Stored items:
————
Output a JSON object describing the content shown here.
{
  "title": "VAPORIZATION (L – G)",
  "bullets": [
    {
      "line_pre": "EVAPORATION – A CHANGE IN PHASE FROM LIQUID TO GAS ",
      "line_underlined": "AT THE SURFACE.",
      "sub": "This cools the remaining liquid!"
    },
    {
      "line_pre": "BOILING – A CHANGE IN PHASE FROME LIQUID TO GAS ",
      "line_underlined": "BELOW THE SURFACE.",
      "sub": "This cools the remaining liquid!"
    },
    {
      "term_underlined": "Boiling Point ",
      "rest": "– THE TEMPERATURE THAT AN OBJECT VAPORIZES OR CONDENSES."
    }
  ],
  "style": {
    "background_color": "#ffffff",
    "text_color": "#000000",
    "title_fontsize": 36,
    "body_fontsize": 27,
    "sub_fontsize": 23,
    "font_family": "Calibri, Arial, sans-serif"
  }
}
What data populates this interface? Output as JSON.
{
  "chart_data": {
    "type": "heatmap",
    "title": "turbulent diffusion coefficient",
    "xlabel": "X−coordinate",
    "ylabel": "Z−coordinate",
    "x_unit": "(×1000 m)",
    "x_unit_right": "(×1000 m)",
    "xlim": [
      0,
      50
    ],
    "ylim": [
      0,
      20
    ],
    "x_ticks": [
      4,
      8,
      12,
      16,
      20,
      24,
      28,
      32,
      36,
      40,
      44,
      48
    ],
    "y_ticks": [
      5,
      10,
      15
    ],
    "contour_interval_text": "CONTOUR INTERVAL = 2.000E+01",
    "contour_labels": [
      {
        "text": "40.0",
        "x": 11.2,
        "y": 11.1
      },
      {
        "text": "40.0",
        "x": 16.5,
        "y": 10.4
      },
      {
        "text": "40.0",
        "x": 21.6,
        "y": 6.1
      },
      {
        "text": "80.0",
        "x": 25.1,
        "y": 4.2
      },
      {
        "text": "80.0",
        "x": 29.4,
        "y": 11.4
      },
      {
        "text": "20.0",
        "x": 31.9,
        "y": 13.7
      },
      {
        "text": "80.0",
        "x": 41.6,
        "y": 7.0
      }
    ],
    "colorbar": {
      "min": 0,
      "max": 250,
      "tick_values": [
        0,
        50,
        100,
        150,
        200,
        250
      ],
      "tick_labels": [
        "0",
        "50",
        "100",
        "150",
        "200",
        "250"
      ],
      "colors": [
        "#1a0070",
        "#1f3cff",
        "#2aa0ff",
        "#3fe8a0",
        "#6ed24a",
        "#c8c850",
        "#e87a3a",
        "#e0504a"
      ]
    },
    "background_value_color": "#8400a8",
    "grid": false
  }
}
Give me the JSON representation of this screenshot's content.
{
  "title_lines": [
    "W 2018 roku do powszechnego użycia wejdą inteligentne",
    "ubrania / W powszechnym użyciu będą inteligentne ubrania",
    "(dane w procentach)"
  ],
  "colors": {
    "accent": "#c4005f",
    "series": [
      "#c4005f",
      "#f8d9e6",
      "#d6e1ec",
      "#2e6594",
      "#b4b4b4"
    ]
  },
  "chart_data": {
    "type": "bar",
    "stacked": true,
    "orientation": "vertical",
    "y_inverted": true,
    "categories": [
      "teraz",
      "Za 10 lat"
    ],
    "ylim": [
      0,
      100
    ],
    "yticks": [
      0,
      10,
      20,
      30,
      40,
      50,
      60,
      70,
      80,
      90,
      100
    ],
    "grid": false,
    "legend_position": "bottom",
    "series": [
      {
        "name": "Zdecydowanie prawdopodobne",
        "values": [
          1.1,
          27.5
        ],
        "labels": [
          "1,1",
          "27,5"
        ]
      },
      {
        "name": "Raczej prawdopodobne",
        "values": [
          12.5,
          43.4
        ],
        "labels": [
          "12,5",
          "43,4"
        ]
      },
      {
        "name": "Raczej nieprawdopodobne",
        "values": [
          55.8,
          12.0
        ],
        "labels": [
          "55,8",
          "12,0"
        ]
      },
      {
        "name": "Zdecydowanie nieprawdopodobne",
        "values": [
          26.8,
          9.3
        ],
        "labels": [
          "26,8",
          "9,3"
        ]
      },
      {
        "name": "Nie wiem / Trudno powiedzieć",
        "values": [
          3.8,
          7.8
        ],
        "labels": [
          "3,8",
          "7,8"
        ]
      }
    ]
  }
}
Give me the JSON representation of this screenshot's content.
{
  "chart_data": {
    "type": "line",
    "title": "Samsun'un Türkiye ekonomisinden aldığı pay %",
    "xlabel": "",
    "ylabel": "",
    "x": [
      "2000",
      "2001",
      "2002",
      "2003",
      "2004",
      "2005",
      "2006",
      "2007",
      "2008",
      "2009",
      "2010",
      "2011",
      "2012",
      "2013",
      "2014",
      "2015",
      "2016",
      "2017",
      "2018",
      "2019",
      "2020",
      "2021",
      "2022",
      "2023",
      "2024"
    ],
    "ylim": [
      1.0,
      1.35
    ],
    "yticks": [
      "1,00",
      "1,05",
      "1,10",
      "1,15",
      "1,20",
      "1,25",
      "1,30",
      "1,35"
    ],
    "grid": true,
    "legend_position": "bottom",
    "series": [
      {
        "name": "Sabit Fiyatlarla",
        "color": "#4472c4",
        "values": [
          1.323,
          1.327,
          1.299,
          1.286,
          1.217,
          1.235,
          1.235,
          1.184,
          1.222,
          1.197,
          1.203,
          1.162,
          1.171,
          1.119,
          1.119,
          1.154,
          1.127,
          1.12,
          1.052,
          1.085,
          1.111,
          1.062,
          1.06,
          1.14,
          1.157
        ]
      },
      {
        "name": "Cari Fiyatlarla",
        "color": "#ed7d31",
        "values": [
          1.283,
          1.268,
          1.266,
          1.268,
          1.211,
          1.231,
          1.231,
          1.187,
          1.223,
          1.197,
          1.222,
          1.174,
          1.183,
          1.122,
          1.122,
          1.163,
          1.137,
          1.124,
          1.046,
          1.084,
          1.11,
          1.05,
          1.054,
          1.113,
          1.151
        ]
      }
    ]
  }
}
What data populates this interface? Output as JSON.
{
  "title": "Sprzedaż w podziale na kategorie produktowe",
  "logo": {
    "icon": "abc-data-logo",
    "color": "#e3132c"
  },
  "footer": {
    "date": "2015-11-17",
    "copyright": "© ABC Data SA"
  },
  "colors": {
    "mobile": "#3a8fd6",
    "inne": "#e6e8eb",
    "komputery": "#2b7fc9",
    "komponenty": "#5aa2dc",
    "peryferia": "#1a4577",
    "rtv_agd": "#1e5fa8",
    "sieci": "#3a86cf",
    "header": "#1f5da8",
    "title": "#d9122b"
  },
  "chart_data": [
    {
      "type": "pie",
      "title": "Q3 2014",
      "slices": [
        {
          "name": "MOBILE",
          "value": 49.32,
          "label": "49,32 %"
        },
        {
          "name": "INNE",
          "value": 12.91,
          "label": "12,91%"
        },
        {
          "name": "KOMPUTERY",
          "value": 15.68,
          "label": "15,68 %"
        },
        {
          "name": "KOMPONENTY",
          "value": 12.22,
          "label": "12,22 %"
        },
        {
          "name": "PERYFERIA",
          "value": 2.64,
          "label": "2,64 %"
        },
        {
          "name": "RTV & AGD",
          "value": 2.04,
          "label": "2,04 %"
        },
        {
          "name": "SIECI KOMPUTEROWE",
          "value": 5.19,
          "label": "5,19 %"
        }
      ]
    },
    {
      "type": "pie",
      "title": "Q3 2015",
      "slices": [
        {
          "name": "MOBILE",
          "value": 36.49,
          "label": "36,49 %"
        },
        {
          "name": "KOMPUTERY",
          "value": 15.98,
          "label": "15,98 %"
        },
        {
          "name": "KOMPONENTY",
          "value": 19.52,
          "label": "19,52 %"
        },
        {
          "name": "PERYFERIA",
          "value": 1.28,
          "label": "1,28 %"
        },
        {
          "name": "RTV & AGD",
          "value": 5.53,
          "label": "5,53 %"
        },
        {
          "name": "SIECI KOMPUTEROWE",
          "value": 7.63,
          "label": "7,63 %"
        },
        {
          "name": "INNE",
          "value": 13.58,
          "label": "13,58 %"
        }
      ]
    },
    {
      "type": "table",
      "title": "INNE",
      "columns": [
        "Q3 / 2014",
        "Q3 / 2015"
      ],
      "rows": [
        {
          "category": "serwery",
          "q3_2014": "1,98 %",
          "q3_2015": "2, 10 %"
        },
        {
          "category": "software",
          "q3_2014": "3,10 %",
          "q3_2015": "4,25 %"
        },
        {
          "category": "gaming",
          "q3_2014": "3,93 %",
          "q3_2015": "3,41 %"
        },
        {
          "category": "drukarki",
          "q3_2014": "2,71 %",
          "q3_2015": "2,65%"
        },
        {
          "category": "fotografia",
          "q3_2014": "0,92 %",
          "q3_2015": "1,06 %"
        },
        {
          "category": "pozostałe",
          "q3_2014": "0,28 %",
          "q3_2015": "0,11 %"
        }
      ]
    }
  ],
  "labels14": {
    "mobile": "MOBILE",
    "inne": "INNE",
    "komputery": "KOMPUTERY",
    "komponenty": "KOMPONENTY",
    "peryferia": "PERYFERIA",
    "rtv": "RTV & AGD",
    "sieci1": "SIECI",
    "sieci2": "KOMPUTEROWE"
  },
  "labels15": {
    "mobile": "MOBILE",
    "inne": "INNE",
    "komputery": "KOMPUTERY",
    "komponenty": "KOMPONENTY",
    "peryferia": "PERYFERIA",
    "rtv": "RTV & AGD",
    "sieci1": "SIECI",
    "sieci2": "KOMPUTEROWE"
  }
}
————
Pick out all the lines with the word "CHANGE" in them and copy them.

**FINISHED ANSWER:**
      "line_pre": "EVAPORATION – A CHANGE IN PHASE FROM LIQUID TO GAS ",
      "line_pre": "BOILING – A CHANGE IN PHASE FROME LIQUID TO GAS ",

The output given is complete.